◆ EXERCISE DESCRIPTION: Isolate every line in the records below with "afecte" in it.

Dataset entries:
::::::

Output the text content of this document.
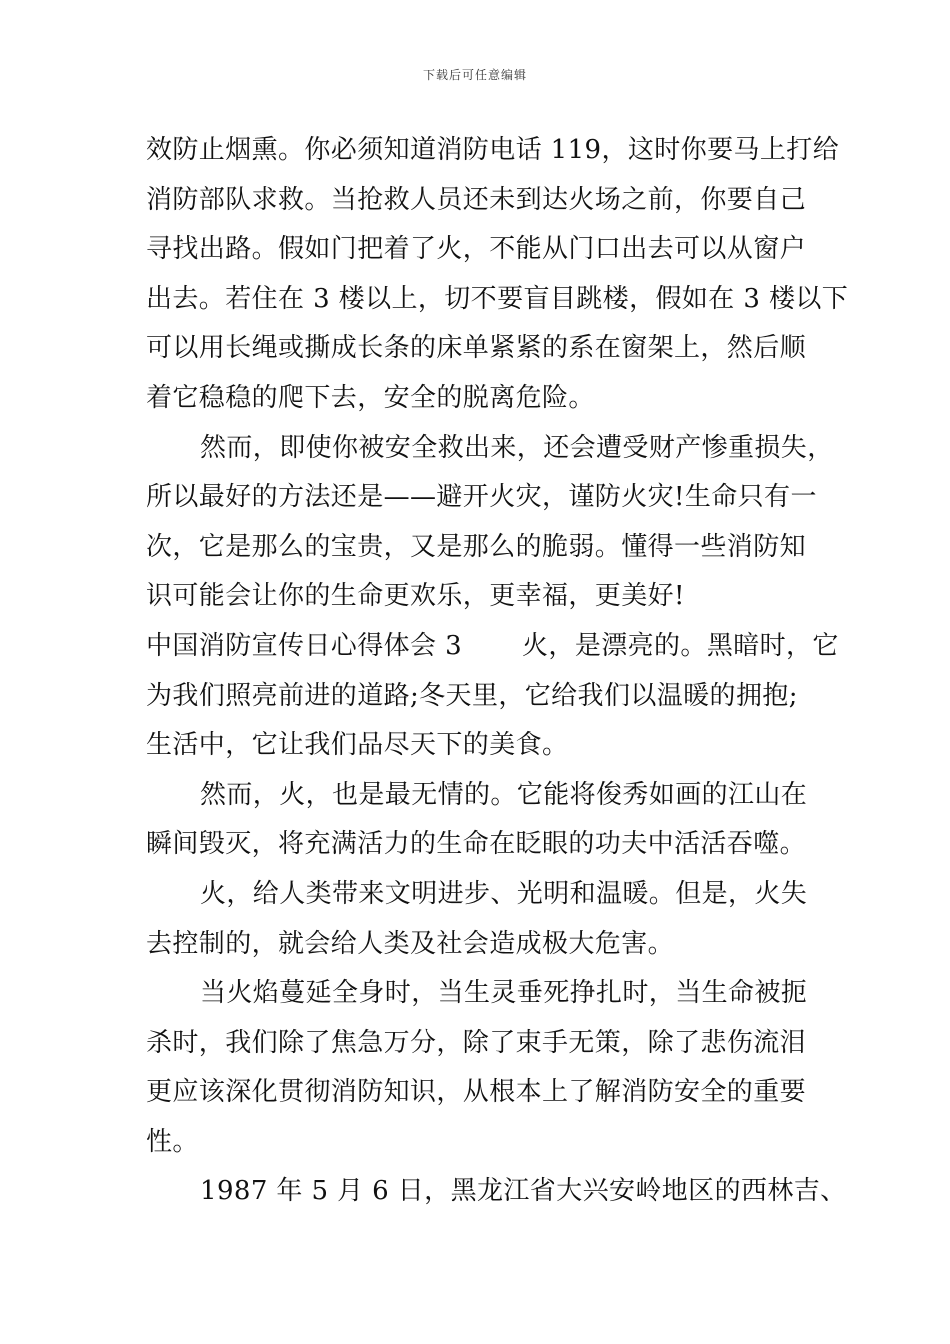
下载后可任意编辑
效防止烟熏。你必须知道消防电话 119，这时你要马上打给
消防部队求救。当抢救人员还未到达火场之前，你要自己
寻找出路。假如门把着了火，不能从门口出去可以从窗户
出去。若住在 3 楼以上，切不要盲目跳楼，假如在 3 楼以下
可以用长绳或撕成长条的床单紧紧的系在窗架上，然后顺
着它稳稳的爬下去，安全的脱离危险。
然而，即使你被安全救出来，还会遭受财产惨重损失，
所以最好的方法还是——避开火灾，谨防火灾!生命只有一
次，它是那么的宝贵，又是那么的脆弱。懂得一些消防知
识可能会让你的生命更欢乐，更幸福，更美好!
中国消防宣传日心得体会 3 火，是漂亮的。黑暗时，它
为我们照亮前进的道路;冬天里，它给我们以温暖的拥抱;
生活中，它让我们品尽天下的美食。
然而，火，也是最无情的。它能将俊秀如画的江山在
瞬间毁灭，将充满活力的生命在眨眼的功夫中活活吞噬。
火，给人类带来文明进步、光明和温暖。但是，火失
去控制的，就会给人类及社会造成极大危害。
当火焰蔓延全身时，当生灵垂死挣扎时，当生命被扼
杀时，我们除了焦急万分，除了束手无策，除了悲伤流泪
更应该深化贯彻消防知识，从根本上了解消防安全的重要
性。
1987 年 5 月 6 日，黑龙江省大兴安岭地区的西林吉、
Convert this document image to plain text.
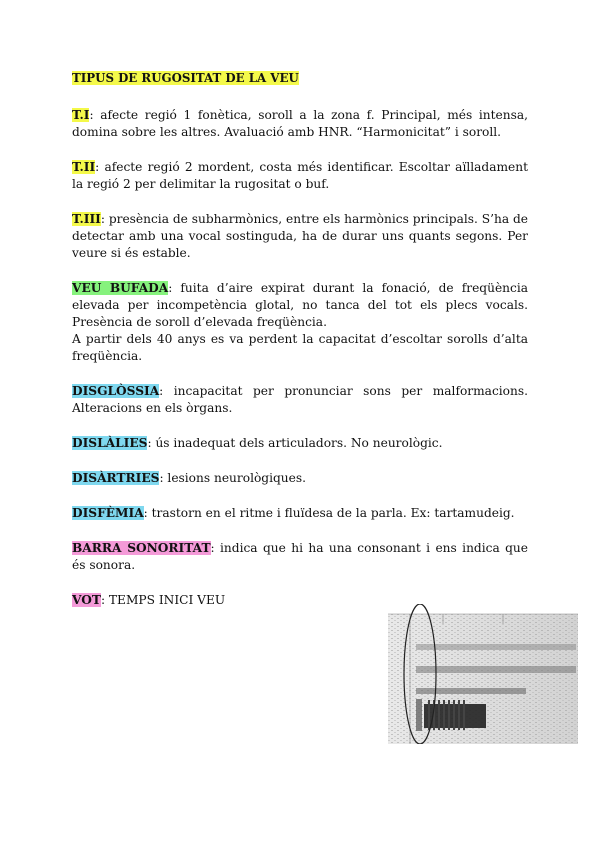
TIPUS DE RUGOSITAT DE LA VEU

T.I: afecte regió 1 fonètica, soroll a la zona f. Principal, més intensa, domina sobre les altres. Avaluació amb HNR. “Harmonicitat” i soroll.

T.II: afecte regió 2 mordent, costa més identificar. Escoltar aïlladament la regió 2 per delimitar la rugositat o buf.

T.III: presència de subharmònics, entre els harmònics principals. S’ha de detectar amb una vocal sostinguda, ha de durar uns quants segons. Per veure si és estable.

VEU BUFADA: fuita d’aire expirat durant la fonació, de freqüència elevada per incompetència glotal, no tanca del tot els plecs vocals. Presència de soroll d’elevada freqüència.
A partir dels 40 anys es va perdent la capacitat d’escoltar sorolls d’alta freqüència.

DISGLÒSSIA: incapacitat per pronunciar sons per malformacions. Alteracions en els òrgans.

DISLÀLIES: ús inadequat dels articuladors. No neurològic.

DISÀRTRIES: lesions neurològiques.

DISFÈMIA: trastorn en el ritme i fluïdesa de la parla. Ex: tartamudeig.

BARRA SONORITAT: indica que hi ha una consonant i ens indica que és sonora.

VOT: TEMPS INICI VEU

::::::

◆ THE ANSWER:
T.I: afecte regió 1 fonètica, soroll a la zona f. Principal, més intensa, domina sobre les altres. Avaluació amb HNR. “Harmonicitat” i soroll.
T.II: afecte regió 2 mordent, costa més identificar. Escoltar aïlladament la regió 2 per delimitar la rugositat o buf.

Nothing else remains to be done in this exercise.